#### [WHAT IS EXPECTED]
Read the lines that follow and pick out every one containing the word "WROXHAM".

— BEGIN —

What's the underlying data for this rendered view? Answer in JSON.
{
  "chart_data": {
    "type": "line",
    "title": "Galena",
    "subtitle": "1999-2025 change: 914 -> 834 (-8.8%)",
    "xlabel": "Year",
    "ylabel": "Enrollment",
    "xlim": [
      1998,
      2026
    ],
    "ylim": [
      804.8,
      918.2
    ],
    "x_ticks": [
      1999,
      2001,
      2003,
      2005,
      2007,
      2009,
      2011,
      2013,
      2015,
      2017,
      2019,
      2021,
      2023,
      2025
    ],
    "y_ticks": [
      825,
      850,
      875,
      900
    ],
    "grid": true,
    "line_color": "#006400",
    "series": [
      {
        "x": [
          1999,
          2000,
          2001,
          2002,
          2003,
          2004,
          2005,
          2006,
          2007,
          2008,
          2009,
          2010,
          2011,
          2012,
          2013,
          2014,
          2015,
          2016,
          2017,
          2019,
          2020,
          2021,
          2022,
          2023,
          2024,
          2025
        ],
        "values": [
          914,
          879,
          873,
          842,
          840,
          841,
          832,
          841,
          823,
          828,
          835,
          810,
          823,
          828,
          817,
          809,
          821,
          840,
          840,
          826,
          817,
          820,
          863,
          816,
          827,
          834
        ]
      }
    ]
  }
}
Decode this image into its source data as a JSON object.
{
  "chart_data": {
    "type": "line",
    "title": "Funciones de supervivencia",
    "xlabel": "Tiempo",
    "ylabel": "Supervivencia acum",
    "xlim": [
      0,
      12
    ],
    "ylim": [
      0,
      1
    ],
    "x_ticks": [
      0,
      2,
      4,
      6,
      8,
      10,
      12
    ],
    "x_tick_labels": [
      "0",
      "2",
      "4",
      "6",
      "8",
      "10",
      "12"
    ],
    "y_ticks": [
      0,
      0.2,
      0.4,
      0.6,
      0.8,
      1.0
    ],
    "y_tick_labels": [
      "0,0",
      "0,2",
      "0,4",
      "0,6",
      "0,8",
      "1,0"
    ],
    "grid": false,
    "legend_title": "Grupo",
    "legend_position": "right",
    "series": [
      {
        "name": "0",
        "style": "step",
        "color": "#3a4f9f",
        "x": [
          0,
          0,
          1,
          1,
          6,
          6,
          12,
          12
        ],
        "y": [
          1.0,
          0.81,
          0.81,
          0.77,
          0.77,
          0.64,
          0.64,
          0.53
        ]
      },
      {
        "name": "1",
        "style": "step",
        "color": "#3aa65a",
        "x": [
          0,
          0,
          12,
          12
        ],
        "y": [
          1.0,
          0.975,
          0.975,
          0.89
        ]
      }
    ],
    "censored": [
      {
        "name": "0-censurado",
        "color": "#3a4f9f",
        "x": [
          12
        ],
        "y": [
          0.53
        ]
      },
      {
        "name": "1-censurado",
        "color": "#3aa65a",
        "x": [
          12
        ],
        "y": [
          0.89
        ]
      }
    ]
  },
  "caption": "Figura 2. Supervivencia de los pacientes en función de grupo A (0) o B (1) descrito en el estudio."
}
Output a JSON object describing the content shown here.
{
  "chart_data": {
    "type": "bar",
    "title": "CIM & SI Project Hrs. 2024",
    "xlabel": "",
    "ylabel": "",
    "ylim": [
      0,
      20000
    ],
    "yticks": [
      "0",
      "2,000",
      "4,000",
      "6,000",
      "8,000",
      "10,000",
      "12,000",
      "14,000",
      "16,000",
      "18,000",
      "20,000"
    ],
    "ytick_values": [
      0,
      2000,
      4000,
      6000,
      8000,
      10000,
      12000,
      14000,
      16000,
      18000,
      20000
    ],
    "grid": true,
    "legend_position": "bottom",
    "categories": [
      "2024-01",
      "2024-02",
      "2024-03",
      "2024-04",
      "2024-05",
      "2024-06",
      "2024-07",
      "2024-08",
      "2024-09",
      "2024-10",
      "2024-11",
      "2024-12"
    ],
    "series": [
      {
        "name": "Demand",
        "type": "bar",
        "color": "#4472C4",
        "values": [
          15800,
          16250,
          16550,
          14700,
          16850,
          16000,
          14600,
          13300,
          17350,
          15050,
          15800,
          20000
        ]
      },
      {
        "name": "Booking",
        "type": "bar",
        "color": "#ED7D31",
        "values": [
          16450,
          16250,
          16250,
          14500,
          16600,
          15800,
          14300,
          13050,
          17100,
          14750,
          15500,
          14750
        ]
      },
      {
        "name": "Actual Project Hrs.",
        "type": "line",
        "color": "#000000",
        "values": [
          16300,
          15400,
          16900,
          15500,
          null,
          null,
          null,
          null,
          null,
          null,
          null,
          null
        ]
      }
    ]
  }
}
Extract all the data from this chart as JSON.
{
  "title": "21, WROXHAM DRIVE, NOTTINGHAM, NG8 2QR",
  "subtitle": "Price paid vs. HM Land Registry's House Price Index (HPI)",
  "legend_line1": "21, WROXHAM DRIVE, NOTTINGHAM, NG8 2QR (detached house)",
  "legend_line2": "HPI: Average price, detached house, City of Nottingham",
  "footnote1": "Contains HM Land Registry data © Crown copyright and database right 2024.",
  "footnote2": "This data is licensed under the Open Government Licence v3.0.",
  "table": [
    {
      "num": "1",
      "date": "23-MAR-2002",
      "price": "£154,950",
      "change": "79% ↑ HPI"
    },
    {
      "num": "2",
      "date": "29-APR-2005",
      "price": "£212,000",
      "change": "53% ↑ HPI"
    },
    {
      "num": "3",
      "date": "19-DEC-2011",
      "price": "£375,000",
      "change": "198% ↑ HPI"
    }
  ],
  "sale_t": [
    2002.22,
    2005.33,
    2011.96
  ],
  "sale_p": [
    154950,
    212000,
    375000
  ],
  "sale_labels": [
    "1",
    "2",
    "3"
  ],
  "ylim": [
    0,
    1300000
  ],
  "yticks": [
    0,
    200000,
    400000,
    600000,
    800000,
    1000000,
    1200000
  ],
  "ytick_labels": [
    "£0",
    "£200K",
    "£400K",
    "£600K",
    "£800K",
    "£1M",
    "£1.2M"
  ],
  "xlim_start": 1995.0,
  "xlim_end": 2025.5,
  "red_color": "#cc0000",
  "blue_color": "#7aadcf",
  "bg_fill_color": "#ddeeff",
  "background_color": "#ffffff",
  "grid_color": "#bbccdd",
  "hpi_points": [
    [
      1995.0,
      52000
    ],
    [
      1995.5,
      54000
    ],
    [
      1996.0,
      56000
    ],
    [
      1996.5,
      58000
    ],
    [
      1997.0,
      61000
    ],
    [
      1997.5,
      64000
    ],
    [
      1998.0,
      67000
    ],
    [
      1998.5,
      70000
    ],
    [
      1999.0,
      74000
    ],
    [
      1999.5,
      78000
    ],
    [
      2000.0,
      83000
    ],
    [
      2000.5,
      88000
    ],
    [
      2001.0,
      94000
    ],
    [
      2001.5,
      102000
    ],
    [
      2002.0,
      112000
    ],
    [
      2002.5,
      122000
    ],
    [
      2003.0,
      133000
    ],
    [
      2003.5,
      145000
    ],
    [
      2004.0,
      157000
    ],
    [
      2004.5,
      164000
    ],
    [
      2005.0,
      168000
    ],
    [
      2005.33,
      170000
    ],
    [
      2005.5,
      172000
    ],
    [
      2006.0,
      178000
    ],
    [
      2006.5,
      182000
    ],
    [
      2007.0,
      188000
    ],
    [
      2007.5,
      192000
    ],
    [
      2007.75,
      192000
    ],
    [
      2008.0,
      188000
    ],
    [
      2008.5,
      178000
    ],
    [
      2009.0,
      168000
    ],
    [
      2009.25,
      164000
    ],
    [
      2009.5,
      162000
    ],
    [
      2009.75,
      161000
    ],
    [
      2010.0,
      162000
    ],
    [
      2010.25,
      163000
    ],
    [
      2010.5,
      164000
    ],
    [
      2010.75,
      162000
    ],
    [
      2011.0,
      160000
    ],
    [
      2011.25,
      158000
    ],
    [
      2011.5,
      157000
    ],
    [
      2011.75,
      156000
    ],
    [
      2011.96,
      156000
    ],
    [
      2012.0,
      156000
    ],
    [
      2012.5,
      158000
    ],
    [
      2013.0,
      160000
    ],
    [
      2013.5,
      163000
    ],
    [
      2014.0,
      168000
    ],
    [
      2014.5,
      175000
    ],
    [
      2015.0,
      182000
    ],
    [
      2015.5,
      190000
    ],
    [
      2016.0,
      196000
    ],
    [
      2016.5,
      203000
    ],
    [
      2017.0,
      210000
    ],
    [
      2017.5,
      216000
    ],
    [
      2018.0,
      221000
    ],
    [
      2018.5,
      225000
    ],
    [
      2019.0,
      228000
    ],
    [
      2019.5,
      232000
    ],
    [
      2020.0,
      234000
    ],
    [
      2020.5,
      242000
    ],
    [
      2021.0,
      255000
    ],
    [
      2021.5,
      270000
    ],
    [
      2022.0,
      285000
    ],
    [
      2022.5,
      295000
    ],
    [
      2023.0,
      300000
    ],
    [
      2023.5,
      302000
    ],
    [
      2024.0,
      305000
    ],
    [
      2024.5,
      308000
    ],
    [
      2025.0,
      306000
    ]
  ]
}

— END —

#### [PROBLEM SOLUTION]
  "title": "21, WROXHAM DRIVE, NOTTINGHAM, NG8 2QR",
  "legend_line1": "21, WROXHAM DRIVE, NOTTINGHAM, NG8 2QR (detached house)",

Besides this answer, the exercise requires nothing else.